[Data entries]
——————————

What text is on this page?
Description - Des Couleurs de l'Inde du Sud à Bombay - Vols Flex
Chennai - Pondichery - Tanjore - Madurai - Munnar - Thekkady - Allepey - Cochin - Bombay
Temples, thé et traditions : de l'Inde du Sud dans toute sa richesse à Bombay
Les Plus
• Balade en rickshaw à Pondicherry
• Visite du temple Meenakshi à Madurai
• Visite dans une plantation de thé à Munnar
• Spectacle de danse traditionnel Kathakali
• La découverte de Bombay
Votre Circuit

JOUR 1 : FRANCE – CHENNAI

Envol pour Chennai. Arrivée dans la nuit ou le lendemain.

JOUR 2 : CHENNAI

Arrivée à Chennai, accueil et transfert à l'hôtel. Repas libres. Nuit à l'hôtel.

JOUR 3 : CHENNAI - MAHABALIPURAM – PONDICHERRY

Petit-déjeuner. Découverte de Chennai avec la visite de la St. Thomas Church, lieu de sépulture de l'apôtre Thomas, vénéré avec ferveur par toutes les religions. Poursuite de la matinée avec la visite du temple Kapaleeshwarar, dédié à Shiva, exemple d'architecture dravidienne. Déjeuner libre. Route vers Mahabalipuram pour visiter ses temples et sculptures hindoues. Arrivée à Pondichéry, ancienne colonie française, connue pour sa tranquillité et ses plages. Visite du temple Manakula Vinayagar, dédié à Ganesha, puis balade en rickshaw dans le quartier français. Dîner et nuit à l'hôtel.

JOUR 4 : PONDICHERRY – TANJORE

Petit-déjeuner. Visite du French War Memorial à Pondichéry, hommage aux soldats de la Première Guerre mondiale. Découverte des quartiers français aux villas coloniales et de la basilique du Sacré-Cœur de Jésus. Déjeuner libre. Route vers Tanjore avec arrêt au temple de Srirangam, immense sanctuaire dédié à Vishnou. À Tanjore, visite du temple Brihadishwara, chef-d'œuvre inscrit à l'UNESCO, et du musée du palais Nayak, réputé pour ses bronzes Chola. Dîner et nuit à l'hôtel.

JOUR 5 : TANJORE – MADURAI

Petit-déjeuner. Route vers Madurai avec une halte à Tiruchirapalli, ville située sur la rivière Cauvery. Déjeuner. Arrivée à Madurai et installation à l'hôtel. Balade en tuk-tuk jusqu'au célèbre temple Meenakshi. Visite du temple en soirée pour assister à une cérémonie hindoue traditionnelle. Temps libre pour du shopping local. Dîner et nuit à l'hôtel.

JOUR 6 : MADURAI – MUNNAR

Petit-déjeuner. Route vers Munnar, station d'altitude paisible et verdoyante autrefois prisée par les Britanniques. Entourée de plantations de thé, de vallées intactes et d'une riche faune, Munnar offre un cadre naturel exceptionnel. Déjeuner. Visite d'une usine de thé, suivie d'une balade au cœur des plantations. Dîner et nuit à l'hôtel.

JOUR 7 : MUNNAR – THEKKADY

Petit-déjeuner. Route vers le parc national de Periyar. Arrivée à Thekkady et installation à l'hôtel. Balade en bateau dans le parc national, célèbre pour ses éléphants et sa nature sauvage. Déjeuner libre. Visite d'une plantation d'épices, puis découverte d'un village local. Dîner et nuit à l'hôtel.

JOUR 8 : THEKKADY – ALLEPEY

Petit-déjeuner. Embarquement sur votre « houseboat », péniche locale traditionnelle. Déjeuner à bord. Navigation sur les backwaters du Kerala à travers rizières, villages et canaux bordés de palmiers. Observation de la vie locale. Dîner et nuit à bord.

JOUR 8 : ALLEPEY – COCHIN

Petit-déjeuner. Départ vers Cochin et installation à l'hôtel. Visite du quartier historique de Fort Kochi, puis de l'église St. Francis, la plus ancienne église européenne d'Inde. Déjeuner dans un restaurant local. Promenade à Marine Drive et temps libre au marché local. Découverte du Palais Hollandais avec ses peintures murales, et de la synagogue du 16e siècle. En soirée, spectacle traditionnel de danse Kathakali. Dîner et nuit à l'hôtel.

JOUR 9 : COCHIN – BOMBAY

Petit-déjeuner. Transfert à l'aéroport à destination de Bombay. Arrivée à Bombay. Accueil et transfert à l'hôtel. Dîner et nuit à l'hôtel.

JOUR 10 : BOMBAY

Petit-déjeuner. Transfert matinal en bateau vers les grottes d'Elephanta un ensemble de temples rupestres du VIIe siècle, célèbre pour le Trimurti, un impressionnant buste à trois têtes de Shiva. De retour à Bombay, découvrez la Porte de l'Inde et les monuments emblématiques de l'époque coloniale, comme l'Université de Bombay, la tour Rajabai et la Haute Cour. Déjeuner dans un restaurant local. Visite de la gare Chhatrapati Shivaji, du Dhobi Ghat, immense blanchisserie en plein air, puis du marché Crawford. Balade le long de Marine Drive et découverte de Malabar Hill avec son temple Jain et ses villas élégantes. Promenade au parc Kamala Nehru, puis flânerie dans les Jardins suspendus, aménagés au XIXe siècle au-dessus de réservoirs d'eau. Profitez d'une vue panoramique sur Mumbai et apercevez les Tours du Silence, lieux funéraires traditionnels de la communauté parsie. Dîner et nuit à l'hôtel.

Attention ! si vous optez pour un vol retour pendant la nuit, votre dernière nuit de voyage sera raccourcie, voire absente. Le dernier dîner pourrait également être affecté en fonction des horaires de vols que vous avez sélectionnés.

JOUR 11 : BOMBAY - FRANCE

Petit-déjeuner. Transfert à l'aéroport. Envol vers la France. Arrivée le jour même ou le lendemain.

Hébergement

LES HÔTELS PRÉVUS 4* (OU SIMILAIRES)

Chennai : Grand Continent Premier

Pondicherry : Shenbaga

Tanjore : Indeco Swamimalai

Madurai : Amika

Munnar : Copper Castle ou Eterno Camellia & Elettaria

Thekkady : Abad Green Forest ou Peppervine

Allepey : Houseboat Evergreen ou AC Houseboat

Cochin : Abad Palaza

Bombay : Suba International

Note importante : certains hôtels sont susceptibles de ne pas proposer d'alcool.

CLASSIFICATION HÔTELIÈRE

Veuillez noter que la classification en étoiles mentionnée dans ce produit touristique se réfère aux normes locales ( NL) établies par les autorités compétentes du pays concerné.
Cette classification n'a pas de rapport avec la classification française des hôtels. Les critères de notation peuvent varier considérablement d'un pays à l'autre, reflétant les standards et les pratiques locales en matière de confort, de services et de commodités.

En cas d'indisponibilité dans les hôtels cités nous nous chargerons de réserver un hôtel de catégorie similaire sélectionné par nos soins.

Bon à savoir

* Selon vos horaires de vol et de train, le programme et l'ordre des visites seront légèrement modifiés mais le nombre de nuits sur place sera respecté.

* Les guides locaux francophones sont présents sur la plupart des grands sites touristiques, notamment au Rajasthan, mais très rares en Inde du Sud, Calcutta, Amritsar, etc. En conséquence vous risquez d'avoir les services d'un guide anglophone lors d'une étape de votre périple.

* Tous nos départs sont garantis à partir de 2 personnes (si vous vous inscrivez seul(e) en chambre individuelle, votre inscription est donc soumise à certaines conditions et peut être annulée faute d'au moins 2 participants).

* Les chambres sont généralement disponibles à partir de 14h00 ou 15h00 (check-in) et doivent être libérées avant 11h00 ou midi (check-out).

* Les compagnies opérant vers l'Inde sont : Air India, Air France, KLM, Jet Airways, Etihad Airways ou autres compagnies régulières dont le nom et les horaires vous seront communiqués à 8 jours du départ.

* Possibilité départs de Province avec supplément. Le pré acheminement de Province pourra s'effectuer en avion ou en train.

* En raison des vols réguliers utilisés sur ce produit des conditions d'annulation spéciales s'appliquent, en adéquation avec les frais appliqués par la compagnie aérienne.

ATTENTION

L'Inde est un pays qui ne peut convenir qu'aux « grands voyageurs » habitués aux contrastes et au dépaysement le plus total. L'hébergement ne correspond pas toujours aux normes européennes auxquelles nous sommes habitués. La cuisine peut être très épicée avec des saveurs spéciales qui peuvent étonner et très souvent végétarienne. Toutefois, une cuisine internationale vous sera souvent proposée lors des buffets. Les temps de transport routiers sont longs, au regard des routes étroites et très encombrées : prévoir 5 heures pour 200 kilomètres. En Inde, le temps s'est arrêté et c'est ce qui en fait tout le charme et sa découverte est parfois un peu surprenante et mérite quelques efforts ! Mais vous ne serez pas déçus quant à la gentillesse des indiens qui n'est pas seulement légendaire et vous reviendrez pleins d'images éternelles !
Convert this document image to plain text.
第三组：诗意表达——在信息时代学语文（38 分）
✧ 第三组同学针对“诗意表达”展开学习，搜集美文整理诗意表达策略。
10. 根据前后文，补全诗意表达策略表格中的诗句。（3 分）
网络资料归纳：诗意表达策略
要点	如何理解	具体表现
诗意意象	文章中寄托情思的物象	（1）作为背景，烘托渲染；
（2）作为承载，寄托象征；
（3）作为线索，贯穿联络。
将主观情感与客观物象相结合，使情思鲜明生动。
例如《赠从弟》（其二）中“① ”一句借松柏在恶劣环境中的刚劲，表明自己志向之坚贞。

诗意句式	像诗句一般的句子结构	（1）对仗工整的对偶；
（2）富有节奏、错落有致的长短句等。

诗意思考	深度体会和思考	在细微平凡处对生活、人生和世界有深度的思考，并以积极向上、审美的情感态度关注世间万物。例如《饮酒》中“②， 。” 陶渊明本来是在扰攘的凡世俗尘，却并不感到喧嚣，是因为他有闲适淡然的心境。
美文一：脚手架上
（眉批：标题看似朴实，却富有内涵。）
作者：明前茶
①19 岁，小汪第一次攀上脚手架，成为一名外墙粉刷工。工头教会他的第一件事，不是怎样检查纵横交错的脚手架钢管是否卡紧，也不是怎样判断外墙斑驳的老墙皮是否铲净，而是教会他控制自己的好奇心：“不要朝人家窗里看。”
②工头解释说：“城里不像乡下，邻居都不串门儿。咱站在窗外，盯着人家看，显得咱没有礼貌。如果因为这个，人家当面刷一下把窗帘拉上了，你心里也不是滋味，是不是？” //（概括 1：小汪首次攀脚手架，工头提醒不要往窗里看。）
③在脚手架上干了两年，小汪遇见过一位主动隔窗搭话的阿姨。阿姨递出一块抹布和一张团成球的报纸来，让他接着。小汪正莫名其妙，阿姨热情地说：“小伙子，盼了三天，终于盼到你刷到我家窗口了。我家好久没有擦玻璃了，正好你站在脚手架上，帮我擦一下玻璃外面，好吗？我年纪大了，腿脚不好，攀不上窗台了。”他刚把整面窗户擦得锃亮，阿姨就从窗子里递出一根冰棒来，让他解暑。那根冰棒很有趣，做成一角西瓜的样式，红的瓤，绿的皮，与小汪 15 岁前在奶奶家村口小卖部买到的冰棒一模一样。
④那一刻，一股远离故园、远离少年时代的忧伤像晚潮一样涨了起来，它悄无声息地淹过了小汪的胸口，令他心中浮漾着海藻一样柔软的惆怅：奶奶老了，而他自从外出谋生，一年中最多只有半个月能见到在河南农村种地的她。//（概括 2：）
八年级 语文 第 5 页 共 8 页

——————————

# What you have to do
Begin with the line that contains "Convert this document image to plain text." and quote each line after it exactly, stopping after the last line of the data.

# Complete response
Convert this document image to plain text.
第三组：诗意表达——在信息时代学语文（38 分）
✧ 第三组同学针对“诗意表达”展开学习，搜集美文整理诗意表达策略。
10. 根据前后文，补全诗意表达策略表格中的诗句。（3 分）
网络资料归纳：诗意表达策略
要点	如何理解	具体表现
诗意意象	文章中寄托情思的物象	（1）作为背景，烘托渲染；
（2）作为承载，寄托象征；
（3）作为线索，贯穿联络。
将主观情感与客观物象相结合，使情思鲜明生动。
例如《赠从弟》（其二）中“① ”一句借松柏在恶劣环境中的刚劲，表明自己志向之坚贞。

诗意句式	像诗句一般的句子结构	（1）对仗工整的对偶；
（2）富有节奏、错落有致的长短句等。

诗意思考	深度体会和思考	在细微平凡处对生活、人生和世界有深度的思考，并以积极向上、审美的情感态度关注世间万物。例如《饮酒》中“②， 。” 陶渊明本来是在扰攘的凡世俗尘，却并不感到喧嚣，是因为他有闲适淡然的心境。
美文一：脚手架上
（眉批：标题看似朴实，却富有内涵。）
作者：明前茶
①19 岁，小汪第一次攀上脚手架，成为一名外墙粉刷工。工头教会他的第一件事，不是怎样检查纵横交错的脚手架钢管是否卡紧，也不是怎样判断外墙斑驳的老墙皮是否铲净，而是教会他控制自己的好奇心：“不要朝人家窗里看。”
②工头解释说：“城里不像乡下，邻居都不串门儿。咱站在窗外，盯着人家看，显得咱没有礼貌。如果因为这个，人家当面刷一下把窗帘拉上了，你心里也不是滋味，是不是？” //（概括 1：小汪首次攀脚手架，工头提醒不要往窗里看。）
③在脚手架上干了两年，小汪遇见过一位主动隔窗搭话的阿姨。阿姨递出一块抹布和一张团成球的报纸来，让他接着。小汪正莫名其妙，阿姨热情地说：“小伙子，盼了三天，终于盼到你刷到我家窗口了。我家好久没有擦玻璃了，正好你站在脚手架上，帮我擦一下玻璃外面，好吗？我年纪大了，腿脚不好，攀不上窗台了。”他刚把整面窗户擦得锃亮，阿姨就从窗子里递出一根冰棒来，让他解暑。那根冰棒很有趣，做成一角西瓜的样式，红的瓤，绿的皮，与小汪 15 岁前在奶奶家村口小卖部买到的冰棒一模一样。
④那一刻，一股远离故园、远离少年时代的忧伤像晚潮一样涨了起来，它悄无声息地淹过了小汪的胸口，令他心中浮漾着海藻一样柔软的惆怅：奶奶老了，而他自从外出谋生，一年中最多只有半个月能见到在河南农村种地的她。//（概括 2：）
八年级 语文 第 5 页 共 8 页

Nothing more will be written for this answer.